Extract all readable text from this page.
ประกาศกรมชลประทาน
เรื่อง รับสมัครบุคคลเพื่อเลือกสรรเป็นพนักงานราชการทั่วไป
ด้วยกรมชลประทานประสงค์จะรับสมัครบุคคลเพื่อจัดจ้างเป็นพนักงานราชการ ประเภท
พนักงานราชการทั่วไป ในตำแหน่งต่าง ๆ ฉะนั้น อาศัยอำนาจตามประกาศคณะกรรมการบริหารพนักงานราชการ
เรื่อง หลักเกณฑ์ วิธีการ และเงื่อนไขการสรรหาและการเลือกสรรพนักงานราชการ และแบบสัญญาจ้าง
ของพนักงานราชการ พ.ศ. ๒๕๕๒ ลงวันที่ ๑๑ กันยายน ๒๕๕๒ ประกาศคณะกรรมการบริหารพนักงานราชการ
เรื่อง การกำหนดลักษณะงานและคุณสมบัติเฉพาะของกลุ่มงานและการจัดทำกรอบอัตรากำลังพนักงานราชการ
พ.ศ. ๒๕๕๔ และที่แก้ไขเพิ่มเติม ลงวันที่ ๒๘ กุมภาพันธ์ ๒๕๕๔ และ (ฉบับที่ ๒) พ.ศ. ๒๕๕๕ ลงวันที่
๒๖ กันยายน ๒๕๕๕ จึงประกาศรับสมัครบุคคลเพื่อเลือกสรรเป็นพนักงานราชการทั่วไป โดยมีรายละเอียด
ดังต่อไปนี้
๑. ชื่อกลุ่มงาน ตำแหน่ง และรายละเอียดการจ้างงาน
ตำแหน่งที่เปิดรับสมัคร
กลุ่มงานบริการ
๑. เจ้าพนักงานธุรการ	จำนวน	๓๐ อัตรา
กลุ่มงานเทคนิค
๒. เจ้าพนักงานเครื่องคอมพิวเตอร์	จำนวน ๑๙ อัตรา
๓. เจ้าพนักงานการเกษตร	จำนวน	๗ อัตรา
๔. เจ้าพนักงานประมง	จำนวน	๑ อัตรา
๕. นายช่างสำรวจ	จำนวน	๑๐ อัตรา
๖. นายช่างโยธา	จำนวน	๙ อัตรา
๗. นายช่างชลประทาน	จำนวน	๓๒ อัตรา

..........

> _WHAT IS REQUIRED_
Retype the whole listing, matching it exactly.

> _TASK OUTPUT_
Extract all readable text from this page.
ประกาศกรมชลประทาน
เรื่อง รับสมัครบุคคลเพื่อเลือกสรรเป็นพนักงานราชการทั่วไป
ด้วยกรมชลประทานประสงค์จะรับสมัครบุคคลเพื่อจัดจ้างเป็นพนักงานราชการ ประเภท
พนักงานราชการทั่วไป ในตำแหน่งต่าง ๆ ฉะนั้น อาศัยอำนาจตามประกาศคณะกรรมการบริหารพนักงานราชการ
เรื่อง หลักเกณฑ์ วิธีการ และเงื่อนไขการสรรหาและการเลือกสรรพนักงานราชการ และแบบสัญญาจ้าง
ของพนักงานราชการ พ.ศ. ๒๕๕๒ ลงวันที่ ๑๑ กันยายน ๒๕๕๒ ประกาศคณะกรรมการบริหารพนักงานราชการ
เรื่อง การกำหนดลักษณะงานและคุณสมบัติเฉพาะของกลุ่มงานและการจัดทำกรอบอัตรากำลังพนักงานราชการ
พ.ศ. ๒๕๕๔ และที่แก้ไขเพิ่มเติม ลงวันที่ ๒๘ กุมภาพันธ์ ๒๕๕๔ และ (ฉบับที่ ๒) พ.ศ. ๒๕๕๕ ลงวันที่
๒๖ กันยายน ๒๕๕๕ จึงประกาศรับสมัครบุคคลเพื่อเลือกสรรเป็นพนักงานราชการทั่วไป โดยมีรายละเอียด
ดังต่อไปนี้
๑. ชื่อกลุ่มงาน ตำแหน่ง และรายละเอียดการจ้างงาน
ตำแหน่งที่เปิดรับสมัคร
กลุ่มงานบริการ
๑. เจ้าพนักงานธุรการ	จำนวน	๓๐ อัตรา
กลุ่มงานเทคนิค
๒. เจ้าพนักงานเครื่องคอมพิวเตอร์	จำนวน ๑๙ อัตรา
๓. เจ้าพนักงานการเกษตร	จำนวน	๗ อัตรา
๔. เจ้าพนักงานประมง	จำนวน	๑ อัตรา
๕. นายช่างสำรวจ	จำนวน	๑๐ อัตรา
๖. นายช่างโยธา	จำนวน	๙ อัตรา
๗. นายช่างชลประทาน	จำนวน	๓๒ อัตรา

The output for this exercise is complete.